- [Brief]:
Wherever the string "What" appears in a line, extract that line.

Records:
________________________
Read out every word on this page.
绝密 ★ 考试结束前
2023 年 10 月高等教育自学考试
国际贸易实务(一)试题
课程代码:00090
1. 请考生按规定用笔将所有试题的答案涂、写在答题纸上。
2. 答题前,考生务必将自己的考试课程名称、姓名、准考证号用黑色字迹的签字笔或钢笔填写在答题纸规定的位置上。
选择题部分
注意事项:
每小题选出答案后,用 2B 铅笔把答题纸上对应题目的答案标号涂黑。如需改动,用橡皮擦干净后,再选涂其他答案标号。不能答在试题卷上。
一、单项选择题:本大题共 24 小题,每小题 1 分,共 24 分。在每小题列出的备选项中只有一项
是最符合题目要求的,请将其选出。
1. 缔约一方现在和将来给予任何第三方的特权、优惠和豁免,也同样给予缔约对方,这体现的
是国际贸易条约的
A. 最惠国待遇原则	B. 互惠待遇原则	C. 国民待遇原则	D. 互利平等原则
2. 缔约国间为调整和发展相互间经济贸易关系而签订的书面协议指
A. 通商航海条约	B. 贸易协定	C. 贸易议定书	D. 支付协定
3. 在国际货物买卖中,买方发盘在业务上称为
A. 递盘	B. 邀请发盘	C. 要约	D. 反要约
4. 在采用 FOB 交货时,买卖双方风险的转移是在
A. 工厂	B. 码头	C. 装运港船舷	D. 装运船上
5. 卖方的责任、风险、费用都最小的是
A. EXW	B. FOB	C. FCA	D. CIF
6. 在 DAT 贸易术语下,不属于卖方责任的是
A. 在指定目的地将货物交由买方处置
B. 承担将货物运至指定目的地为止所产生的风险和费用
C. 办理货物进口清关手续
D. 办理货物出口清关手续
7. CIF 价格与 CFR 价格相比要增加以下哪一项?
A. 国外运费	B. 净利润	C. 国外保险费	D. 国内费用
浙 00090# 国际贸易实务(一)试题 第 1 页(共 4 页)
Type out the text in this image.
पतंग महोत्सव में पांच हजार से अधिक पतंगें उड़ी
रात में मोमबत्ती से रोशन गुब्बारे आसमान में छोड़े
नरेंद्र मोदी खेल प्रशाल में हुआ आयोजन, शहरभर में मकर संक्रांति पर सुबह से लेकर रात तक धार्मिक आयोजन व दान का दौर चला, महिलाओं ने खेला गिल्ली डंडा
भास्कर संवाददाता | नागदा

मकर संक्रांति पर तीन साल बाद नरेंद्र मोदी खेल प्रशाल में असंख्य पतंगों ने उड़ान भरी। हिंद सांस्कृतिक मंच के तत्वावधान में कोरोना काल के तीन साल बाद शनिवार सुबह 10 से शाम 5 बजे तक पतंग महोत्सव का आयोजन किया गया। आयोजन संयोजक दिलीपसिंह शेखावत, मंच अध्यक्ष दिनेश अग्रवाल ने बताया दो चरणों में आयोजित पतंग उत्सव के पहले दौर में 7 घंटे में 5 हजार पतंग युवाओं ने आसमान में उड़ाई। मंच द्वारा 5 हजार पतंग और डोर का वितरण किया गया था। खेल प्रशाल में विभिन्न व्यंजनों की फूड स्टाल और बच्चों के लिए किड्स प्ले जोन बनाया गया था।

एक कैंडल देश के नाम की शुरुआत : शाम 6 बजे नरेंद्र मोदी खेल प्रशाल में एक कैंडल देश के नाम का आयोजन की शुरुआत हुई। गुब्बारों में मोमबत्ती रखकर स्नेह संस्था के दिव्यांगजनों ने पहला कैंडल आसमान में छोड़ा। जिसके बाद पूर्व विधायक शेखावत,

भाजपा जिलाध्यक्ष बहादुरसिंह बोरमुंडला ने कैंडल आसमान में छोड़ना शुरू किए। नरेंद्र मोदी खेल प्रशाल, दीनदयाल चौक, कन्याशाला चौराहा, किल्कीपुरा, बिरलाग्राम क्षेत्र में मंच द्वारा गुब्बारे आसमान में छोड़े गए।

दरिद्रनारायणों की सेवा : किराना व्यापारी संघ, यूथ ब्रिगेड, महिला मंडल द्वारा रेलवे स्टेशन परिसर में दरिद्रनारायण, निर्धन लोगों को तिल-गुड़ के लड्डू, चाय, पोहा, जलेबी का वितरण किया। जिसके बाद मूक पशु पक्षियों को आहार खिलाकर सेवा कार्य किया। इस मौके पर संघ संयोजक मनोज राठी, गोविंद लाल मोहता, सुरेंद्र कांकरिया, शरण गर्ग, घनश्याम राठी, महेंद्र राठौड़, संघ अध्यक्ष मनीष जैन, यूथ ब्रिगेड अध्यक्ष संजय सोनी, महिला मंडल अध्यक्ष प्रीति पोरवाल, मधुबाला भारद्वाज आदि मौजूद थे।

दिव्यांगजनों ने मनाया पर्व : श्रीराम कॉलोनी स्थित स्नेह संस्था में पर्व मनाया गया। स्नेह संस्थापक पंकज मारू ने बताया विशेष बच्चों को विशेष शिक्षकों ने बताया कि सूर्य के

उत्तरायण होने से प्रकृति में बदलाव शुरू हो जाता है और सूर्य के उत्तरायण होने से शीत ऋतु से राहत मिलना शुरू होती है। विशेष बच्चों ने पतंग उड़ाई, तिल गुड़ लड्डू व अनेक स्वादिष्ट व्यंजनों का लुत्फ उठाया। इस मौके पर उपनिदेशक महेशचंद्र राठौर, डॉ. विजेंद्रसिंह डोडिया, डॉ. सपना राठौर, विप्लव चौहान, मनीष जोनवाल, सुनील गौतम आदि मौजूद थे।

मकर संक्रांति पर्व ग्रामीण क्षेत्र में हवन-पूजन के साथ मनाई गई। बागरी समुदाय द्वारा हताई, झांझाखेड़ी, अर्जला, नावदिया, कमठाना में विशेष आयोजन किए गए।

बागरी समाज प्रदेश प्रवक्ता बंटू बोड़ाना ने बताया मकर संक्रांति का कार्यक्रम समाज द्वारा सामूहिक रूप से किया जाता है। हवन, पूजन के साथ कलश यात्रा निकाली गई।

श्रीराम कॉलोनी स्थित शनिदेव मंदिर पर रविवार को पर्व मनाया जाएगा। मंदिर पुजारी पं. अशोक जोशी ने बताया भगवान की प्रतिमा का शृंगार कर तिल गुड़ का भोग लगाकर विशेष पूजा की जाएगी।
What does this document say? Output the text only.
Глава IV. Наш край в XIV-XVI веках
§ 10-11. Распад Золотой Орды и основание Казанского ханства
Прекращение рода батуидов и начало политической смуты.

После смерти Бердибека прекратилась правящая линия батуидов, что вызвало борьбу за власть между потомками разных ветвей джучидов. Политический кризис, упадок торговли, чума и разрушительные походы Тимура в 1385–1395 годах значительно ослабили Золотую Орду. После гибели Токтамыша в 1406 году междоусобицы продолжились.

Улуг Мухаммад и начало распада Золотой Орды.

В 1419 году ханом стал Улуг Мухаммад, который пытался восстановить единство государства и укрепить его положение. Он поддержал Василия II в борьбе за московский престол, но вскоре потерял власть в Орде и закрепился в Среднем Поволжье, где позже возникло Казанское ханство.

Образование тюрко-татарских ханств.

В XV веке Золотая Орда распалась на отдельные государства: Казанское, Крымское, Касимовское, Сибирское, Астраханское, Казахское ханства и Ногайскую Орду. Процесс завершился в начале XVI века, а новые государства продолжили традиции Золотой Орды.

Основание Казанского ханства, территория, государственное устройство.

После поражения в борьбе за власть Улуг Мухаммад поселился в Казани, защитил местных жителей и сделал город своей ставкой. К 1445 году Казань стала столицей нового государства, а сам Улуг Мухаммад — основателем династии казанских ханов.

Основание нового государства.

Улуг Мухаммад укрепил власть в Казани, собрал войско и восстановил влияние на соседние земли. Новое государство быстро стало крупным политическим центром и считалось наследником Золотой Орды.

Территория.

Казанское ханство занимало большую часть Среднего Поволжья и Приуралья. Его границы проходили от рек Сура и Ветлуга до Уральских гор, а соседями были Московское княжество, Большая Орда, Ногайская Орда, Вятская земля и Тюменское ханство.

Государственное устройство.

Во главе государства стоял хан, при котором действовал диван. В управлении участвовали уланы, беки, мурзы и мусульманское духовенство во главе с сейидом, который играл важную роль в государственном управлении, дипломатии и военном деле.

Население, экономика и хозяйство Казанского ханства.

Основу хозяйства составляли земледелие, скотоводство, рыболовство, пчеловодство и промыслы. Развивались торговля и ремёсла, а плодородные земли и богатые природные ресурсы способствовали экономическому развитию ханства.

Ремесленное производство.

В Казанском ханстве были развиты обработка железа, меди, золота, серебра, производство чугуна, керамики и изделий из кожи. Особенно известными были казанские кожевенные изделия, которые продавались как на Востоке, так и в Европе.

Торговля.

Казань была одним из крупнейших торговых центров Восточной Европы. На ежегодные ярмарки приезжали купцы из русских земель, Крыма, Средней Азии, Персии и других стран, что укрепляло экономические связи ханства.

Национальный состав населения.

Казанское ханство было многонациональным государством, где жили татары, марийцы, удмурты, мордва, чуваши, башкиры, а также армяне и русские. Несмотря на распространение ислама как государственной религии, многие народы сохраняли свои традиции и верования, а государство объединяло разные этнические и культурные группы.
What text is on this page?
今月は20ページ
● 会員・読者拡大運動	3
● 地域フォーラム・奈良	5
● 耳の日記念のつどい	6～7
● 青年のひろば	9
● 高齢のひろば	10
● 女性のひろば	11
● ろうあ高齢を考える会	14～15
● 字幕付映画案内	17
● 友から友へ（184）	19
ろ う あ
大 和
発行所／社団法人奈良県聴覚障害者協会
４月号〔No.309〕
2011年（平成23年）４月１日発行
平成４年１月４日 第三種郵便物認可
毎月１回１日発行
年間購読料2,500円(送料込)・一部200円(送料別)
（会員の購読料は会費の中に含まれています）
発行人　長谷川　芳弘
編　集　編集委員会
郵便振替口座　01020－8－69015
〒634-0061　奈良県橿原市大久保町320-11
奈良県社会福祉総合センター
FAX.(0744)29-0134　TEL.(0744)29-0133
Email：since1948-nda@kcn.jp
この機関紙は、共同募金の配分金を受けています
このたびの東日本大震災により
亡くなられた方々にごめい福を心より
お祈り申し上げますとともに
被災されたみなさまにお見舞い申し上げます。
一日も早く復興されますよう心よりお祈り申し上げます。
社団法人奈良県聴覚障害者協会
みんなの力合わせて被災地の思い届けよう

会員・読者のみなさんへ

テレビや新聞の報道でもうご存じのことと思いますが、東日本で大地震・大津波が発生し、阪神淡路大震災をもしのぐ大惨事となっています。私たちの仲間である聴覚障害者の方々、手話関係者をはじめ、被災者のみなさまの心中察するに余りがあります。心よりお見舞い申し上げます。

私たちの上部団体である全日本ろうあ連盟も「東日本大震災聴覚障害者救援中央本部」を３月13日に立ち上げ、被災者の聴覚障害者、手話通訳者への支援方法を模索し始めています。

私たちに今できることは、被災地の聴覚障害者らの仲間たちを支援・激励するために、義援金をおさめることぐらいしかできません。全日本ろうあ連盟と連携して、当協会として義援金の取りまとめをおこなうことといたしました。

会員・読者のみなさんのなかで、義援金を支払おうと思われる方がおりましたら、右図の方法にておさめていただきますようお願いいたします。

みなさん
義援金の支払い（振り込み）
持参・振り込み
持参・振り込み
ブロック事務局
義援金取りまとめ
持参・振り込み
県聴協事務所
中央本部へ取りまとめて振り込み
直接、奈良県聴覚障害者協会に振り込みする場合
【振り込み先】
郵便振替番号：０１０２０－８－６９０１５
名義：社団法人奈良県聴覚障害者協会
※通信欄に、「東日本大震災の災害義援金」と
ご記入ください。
________________________
- [Solved exercise]:
What does this document say? Output the text only.
What text is on this page?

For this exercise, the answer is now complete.